_Exercise prompt:_
In the material below, find every line with "Save" and pull it out.

[Data records]
((

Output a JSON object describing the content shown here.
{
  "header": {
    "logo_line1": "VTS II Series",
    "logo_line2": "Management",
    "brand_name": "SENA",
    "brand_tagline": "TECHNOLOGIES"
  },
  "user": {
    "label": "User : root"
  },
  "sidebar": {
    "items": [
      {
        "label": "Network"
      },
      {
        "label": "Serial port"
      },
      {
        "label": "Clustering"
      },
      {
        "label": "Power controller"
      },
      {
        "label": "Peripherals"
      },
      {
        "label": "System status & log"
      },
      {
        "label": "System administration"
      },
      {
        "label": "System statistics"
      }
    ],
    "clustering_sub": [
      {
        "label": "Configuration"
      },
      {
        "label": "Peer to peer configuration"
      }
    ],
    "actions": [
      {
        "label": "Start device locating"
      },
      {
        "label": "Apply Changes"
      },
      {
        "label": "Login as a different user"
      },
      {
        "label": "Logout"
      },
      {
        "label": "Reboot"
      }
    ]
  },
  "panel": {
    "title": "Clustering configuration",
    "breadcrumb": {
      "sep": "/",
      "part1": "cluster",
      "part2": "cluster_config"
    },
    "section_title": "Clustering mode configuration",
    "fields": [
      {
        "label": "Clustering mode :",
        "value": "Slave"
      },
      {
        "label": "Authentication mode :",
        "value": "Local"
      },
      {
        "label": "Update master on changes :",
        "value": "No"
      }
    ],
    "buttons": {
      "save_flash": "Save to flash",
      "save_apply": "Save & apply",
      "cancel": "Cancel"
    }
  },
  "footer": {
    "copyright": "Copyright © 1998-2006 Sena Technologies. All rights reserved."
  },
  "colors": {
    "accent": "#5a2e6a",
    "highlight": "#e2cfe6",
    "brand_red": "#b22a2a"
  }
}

))
((

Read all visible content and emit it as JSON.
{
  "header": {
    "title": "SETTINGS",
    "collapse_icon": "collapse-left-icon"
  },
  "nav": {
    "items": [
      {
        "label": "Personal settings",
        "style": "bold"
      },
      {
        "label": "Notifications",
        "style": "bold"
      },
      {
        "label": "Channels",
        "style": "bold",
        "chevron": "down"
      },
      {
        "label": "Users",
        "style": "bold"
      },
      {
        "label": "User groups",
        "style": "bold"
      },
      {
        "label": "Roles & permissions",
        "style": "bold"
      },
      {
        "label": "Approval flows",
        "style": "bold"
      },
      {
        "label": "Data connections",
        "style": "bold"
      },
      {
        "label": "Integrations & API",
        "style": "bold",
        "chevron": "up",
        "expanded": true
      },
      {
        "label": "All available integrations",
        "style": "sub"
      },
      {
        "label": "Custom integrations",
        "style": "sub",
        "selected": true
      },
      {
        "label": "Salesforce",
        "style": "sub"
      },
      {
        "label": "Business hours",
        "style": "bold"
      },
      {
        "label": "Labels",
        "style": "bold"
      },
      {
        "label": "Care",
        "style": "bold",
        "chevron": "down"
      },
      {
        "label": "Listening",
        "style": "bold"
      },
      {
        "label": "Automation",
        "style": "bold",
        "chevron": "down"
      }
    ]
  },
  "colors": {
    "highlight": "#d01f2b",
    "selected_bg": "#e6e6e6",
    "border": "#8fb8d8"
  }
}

))

_Solved problem:_
      "save_flash": "Save to flash",
      "save_apply": "Save & apply",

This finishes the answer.